- [TASK REQUIREMENTS]
List every line below containing "其他答案言之有理酌情给分".

(Saved entries)
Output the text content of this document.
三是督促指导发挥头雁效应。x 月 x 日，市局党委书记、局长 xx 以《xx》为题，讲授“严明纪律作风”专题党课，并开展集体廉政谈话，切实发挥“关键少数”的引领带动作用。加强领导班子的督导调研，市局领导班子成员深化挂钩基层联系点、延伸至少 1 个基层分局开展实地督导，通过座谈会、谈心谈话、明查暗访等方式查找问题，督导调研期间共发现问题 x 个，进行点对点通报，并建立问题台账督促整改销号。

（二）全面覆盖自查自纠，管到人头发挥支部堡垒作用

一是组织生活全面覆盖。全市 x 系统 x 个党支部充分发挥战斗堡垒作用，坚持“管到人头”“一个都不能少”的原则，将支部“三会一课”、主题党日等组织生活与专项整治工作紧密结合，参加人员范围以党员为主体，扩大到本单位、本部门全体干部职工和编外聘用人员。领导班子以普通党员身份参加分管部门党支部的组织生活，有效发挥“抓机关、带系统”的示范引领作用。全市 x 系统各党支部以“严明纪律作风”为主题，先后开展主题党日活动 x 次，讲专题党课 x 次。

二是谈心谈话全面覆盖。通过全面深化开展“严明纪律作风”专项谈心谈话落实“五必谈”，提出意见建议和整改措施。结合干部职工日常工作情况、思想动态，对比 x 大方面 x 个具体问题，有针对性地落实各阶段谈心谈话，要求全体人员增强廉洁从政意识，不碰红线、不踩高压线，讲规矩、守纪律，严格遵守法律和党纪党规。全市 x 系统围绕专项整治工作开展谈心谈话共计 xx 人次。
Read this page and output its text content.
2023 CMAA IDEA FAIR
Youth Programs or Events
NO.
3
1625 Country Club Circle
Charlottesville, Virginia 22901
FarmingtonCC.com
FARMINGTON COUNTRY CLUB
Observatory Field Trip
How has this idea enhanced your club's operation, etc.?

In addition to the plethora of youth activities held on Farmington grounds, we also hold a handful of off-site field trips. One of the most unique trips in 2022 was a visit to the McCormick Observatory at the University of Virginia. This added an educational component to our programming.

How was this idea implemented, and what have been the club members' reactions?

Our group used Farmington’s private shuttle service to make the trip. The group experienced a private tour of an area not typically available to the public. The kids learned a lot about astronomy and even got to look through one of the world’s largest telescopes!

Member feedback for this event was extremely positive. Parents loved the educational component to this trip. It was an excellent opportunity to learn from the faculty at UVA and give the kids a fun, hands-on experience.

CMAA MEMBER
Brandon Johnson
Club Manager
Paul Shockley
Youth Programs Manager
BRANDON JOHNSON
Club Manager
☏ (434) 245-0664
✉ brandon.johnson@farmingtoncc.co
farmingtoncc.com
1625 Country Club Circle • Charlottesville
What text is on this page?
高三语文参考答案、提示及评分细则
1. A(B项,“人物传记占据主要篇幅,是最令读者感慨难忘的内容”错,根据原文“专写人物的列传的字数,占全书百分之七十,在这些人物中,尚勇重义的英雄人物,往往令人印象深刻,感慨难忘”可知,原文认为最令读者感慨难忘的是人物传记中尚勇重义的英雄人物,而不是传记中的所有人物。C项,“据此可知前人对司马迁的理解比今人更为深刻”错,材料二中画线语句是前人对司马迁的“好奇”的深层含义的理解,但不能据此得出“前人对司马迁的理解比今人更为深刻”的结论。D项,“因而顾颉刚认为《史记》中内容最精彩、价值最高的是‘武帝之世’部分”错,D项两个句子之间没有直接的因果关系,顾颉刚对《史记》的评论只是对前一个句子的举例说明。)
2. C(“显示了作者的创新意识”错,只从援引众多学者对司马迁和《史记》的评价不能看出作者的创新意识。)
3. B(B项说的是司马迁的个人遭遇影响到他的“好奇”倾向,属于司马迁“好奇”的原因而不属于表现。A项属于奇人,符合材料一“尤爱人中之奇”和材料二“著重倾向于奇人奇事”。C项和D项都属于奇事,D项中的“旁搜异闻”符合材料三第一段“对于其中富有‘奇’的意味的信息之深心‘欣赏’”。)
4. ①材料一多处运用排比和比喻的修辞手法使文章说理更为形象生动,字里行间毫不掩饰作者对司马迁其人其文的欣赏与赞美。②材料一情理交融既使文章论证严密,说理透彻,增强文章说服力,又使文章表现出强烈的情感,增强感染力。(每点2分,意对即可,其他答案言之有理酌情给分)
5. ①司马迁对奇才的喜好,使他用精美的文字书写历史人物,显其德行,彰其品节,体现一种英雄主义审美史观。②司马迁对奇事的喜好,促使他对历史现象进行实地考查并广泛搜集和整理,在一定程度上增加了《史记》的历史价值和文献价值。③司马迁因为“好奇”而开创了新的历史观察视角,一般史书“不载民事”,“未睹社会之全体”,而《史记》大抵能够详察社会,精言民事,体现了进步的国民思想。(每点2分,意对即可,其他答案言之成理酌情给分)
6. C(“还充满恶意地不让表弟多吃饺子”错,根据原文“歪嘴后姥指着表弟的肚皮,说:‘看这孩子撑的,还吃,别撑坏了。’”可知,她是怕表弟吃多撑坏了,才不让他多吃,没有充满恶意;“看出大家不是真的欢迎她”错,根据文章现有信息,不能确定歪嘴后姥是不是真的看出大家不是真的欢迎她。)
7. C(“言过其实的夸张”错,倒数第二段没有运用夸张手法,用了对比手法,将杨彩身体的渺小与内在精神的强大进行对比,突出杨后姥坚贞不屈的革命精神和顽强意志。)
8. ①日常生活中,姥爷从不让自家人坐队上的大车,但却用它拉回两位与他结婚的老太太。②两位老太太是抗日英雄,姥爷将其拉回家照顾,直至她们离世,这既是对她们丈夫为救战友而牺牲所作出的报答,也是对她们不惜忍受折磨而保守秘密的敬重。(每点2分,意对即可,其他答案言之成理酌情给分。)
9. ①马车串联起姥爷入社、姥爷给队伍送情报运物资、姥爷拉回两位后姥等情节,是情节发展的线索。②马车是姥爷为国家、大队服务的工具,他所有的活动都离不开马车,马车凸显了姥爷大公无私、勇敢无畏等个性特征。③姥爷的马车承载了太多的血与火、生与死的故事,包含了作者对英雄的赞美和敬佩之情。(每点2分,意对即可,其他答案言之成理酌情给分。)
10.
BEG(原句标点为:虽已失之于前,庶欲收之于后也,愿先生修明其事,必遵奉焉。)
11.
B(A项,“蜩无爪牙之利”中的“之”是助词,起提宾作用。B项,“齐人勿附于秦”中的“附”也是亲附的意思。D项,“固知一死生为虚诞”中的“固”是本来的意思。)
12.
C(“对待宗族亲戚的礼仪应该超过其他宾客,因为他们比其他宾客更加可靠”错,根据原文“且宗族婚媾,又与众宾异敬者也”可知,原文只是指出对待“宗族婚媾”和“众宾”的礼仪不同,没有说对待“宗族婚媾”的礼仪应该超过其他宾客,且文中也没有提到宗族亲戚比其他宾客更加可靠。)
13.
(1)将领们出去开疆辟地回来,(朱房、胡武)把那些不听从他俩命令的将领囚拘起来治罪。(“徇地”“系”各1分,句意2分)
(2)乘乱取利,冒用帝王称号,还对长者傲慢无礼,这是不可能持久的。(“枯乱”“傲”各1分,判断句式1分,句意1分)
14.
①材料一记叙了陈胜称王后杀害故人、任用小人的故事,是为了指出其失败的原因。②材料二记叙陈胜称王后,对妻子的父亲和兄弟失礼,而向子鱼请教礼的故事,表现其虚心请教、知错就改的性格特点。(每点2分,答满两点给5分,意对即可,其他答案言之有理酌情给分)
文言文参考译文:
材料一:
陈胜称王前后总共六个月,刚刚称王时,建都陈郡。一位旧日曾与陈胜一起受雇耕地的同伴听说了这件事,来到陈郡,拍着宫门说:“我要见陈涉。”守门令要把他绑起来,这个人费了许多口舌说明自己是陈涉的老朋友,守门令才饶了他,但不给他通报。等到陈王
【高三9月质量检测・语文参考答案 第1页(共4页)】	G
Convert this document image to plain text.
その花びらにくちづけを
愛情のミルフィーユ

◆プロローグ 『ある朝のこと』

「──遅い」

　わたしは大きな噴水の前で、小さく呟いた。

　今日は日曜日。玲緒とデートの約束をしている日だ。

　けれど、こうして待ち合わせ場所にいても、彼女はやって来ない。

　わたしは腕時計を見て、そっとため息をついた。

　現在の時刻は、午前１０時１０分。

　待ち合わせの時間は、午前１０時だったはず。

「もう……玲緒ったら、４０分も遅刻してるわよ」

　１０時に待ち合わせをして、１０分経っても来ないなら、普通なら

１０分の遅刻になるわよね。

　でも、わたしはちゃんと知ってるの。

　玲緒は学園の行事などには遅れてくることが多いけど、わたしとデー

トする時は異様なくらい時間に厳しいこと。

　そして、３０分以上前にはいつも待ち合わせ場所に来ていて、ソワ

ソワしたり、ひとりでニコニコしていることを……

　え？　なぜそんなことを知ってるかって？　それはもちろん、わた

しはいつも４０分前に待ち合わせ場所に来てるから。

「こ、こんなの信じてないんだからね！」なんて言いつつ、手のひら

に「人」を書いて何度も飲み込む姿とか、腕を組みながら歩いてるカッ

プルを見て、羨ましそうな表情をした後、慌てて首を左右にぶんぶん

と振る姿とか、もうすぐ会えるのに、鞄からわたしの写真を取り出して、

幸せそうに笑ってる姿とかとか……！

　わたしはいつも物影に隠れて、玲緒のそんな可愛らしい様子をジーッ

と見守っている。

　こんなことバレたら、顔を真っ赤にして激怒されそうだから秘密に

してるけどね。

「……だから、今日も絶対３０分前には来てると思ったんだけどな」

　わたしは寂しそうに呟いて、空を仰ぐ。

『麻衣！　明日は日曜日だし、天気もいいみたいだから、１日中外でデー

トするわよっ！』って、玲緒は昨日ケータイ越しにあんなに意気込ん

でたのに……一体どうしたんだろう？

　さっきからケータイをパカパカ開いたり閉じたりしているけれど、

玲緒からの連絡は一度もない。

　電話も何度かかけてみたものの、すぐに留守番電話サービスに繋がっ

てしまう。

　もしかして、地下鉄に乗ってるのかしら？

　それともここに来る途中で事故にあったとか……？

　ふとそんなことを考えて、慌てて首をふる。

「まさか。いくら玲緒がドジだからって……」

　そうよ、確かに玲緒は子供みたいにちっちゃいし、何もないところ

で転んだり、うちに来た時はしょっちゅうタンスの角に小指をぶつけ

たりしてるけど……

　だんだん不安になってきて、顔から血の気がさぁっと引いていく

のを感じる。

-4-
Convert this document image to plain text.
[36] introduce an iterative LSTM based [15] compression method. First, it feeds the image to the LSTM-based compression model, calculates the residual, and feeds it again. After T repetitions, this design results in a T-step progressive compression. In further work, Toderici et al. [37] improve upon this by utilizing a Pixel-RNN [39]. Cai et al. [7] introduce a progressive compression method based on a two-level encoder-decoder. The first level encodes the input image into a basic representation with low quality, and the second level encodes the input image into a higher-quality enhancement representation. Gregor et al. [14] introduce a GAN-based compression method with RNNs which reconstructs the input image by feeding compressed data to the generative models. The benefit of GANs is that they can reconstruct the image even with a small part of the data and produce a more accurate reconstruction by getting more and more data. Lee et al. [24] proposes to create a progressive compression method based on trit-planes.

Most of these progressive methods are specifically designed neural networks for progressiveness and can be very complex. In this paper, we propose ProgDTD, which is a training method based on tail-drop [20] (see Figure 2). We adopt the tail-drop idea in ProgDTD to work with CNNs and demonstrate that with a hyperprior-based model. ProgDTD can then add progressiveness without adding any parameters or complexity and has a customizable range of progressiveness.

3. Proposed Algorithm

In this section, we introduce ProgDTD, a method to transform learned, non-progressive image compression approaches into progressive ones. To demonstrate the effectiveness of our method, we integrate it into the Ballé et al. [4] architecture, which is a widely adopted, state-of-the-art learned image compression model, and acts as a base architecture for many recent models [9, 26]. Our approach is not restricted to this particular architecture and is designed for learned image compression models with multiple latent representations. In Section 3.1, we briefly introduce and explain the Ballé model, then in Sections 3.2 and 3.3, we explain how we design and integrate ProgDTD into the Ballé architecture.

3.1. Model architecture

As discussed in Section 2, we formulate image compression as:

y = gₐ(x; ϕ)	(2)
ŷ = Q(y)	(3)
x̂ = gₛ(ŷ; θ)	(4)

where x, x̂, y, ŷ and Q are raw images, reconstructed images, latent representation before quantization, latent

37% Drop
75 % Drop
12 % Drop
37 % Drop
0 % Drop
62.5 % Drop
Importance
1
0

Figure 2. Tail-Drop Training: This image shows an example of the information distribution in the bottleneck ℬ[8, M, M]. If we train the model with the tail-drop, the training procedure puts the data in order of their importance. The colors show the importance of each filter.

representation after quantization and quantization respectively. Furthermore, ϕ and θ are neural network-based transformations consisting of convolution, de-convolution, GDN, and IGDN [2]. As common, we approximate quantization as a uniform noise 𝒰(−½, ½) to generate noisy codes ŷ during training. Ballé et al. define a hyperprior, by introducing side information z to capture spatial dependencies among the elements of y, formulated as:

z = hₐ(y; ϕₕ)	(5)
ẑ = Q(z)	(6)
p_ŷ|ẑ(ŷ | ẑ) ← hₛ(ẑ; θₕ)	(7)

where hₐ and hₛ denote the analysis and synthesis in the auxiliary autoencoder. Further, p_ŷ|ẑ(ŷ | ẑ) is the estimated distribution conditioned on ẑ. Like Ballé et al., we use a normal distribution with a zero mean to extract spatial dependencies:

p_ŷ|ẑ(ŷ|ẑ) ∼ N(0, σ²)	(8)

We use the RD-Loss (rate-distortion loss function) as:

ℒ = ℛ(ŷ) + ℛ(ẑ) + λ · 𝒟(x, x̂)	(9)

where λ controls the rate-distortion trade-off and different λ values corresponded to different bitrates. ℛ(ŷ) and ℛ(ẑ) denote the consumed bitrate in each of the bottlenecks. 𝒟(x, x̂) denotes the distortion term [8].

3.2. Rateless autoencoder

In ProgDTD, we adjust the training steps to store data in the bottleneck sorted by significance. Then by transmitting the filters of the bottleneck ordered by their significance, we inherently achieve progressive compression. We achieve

- [FULL ANSWER]
4. ①材料一多处运用排比和比喻的修辞手法使文章说理更为形象生动,字里行间毫不掩饰作者对司马迁其人其文的欣赏与赞美。②材料一情理交融既使文章论证严密,说理透彻,增强文章说服力,又使文章表现出强烈的情感,增强感染力。(每点2分,意对即可,其他答案言之有理酌情给分)
①材料一记叙了陈胜称王后杀害故人、任用小人的故事,是为了指出其失败的原因。②材料二记叙陈胜称王后,对妻子的父亲和兄弟失礼,而向子鱼请教礼的故事,表现其虚心请教、知错就改的性格特点。(每点2分,答满两点给5分,意对即可,其他答案言之有理酌情给分)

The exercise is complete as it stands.